Extracted entries:
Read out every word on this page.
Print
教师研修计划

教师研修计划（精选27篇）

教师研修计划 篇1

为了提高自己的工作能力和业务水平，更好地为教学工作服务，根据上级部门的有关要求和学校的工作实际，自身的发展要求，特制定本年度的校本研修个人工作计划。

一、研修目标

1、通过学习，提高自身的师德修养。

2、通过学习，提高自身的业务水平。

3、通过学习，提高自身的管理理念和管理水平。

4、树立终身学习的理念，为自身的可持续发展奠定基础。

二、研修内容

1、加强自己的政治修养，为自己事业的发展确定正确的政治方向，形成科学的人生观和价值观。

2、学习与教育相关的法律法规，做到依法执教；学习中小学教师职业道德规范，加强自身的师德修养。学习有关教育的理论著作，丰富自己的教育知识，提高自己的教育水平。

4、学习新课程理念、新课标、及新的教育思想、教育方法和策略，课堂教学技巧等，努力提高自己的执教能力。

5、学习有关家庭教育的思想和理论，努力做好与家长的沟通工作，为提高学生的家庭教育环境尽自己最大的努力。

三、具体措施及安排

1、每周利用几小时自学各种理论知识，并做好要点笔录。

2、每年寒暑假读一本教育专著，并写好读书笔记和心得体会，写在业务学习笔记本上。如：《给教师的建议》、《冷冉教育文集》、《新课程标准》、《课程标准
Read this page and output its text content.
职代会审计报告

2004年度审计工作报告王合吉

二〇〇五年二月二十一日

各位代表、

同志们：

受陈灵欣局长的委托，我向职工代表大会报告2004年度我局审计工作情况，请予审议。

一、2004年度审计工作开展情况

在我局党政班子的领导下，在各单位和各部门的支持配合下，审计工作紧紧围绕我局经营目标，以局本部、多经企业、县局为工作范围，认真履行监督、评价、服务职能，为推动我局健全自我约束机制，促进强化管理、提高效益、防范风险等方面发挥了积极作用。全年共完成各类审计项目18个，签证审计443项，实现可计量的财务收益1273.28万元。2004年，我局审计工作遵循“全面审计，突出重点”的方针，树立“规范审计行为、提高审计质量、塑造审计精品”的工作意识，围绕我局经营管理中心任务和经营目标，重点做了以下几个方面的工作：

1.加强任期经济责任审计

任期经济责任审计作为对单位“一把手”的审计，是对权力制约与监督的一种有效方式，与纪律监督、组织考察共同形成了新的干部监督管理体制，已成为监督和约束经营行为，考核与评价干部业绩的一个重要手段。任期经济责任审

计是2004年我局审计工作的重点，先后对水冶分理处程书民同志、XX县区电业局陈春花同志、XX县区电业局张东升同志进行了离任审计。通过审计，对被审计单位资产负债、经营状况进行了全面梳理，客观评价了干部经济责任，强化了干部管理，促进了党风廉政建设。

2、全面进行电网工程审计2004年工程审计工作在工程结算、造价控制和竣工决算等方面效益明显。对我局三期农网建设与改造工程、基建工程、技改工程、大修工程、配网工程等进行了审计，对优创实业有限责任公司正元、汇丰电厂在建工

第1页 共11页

The problem:
Go through the listing and print each line exactly as it appears.

Exercise answer:
Read out every word on this page.
Print
教师研修计划

教师研修计划（精选27篇）

教师研修计划 篇1

为了提高自己的工作能力和业务水平，更好地为教学工作服务，根据上级部门的有关要求和学校的工作实际，自身的发展要求，特制定本年度的校本研修个人工作计划。

一、研修目标

1、通过学习，提高自身的师德修养。

2、通过学习，提高自身的业务水平。

3、通过学习，提高自身的管理理念和管理水平。

4、树立终身学习的理念，为自身的可持续发展奠定基础。

二、研修内容

1、加强自己的政治修养，为自己事业的发展确定正确的政治方向，形成科学的人生观和价值观。

2、学习与教育相关的法律法规，做到依法执教；学习中小学教师职业道德规范，加强自身的师德修养。学习有关教育的理论著作，丰富自己的教育知识，提高自己的教育水平。

4、学习新课程理念、新课标、及新的教育思想、教育方法和策略，课堂教学技巧等，努力提高自己的执教能力。

5、学习有关家庭教育的思想和理论，努力做好与家长的沟通工作，为提高学生的家庭教育环境尽自己最大的努力。

三、具体措施及安排

1、每周利用几小时自学各种理论知识，并做好要点笔录。

2、每年寒暑假读一本教育专著，并写好读书笔记和心得体会，写在业务学习笔记本上。如：《给教师的建议》、《冷冉教育文集》、《新课程标准》、《课程标准
Read this page and output its text content.
职代会审计报告

2004年度审计工作报告王合吉

二〇〇五年二月二十一日

各位代表、

同志们：

受陈灵欣局长的委托，我向职工代表大会报告2004年度我局审计工作情况，请予审议。

一、2004年度审计工作开展情况

在我局党政班子的领导下，在各单位和各部门的支持配合下，审计工作紧紧围绕我局经营目标，以局本部、多经企业、县局为工作范围，认真履行监督、评价、服务职能，为推动我局健全自我约束机制，促进强化管理、提高效益、防范风险等方面发挥了积极作用。全年共完成各类审计项目18个，签证审计443项，实现可计量的财务收益1273.28万元。2004年，我局审计工作遵循“全面审计，突出重点”的方针，树立“规范审计行为、提高审计质量、塑造审计精品”的工作意识，围绕我局经营管理中心任务和经营目标，重点做了以下几个方面的工作：

1.加强任期经济责任审计

任期经济责任审计作为对单位“一把手”的审计，是对权力制约与监督的一种有效方式，与纪律监督、组织考察共同形成了新的干部监督管理体制，已成为监督和约束经营行为，考核与评价干部业绩的一个重要手段。任期经济责任审

计是2004年我局审计工作的重点，先后对水冶分理处程书民同志、XX县区电业局陈春花同志、XX县区电业局张东升同志进行了离任审计。通过审计，对被审计单位资产负债、经营状况进行了全面梳理，客观评价了干部经济责任，强化了干部管理，促进了党风廉政建设。

2、全面进行电网工程审计2004年工程审计工作在工程结算、造价控制和竣工决算等方面效益明显。对我局三期农网建设与改造工程、基建工程、技改工程、大修工程、配网工程等进行了审计，对优创实业有限责任公司正元、汇丰电厂在建工

第1页 共11页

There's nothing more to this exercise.